Dataset entries
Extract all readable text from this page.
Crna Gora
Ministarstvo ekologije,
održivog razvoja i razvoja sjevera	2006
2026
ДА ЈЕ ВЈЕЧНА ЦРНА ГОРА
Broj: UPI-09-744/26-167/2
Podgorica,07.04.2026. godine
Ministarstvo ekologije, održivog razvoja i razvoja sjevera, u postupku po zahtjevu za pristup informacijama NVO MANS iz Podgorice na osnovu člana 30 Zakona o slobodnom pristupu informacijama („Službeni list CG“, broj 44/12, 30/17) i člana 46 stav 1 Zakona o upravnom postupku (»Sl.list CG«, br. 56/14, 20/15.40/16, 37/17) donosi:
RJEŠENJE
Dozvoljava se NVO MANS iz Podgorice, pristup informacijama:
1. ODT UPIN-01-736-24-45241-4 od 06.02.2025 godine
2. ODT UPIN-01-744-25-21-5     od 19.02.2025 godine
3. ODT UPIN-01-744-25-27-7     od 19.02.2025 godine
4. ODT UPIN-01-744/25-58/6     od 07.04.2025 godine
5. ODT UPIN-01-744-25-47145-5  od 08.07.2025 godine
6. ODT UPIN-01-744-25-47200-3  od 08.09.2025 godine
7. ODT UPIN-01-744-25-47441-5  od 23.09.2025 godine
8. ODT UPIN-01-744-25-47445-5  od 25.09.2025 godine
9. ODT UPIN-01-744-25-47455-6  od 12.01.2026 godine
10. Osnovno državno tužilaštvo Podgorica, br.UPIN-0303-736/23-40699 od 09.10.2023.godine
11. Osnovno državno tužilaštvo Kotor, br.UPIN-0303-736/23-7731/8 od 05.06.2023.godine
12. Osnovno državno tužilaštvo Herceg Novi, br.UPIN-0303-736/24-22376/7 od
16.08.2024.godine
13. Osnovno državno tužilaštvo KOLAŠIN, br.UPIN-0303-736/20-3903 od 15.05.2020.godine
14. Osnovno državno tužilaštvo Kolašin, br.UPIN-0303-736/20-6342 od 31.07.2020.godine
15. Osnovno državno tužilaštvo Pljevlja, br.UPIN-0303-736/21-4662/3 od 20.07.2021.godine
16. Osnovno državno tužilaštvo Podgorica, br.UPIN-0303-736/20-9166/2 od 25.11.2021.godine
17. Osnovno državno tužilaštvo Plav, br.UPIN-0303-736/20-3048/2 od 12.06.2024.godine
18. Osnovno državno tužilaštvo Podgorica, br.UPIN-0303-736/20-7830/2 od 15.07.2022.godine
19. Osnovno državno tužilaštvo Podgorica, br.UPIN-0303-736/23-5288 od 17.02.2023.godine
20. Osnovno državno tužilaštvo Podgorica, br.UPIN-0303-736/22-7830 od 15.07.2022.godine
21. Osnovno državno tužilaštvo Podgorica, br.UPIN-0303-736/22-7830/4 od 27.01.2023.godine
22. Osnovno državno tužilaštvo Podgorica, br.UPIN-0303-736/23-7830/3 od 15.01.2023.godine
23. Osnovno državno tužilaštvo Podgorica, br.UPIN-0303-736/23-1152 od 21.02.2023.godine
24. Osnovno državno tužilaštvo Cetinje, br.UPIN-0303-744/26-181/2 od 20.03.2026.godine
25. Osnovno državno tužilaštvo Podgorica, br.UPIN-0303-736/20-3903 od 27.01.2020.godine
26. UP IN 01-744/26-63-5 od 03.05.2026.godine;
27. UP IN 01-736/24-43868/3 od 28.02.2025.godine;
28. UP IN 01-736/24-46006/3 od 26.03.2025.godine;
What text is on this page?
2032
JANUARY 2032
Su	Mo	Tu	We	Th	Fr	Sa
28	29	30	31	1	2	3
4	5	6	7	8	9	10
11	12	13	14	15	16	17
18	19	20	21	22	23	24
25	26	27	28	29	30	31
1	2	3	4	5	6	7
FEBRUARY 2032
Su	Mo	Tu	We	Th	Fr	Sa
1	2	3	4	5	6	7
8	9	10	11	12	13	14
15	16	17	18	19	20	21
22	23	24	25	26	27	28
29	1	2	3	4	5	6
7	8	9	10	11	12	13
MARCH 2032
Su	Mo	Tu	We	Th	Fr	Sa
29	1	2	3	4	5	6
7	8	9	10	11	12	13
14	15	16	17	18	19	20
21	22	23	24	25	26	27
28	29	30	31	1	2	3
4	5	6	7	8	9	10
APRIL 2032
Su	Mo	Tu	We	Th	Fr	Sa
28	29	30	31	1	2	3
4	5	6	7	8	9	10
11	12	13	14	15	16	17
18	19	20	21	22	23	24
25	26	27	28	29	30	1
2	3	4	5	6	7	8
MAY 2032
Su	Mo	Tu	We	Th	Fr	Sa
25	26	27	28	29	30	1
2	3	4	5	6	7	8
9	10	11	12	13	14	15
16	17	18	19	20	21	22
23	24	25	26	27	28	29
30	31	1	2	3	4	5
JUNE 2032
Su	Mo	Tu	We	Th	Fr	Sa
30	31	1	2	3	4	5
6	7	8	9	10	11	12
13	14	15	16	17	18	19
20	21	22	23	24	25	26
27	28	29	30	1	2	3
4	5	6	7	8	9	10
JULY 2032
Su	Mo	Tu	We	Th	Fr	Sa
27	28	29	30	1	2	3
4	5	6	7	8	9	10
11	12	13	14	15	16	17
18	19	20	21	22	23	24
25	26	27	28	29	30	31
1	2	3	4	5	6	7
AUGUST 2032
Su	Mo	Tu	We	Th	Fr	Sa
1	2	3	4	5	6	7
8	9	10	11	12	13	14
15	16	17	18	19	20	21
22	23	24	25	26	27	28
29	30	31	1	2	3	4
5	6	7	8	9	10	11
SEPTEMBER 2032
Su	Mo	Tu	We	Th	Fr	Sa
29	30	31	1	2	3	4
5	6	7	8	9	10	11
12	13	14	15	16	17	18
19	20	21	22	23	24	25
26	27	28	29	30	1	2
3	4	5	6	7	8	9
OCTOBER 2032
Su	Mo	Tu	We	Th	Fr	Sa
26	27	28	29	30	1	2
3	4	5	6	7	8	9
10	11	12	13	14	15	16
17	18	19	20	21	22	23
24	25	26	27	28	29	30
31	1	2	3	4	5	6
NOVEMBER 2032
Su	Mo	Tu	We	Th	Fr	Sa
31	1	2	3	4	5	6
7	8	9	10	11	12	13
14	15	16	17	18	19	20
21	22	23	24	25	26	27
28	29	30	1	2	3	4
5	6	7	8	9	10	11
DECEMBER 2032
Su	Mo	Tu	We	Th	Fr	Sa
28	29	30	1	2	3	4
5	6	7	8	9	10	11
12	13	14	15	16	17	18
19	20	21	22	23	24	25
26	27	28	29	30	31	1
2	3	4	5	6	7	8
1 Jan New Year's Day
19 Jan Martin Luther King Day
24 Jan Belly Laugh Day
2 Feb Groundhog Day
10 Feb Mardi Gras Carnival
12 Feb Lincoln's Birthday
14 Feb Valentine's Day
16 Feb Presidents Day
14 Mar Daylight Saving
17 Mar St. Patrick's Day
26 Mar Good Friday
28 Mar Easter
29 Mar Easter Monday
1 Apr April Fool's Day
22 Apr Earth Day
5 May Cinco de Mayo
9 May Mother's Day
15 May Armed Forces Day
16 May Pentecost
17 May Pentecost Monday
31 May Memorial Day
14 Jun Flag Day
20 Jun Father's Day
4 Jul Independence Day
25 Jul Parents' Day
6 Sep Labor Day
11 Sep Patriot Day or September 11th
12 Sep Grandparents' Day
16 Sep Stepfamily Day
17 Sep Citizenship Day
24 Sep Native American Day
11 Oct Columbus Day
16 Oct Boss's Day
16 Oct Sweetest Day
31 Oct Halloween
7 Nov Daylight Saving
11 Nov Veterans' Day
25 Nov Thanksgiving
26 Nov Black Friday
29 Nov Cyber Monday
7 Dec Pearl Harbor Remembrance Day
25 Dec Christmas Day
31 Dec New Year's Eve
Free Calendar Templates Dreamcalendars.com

The problem: Locate all lines in the listing above with the word "Friday". Copy them.

Exercise solution:
26 Mar Good Friday
26 Nov Black Friday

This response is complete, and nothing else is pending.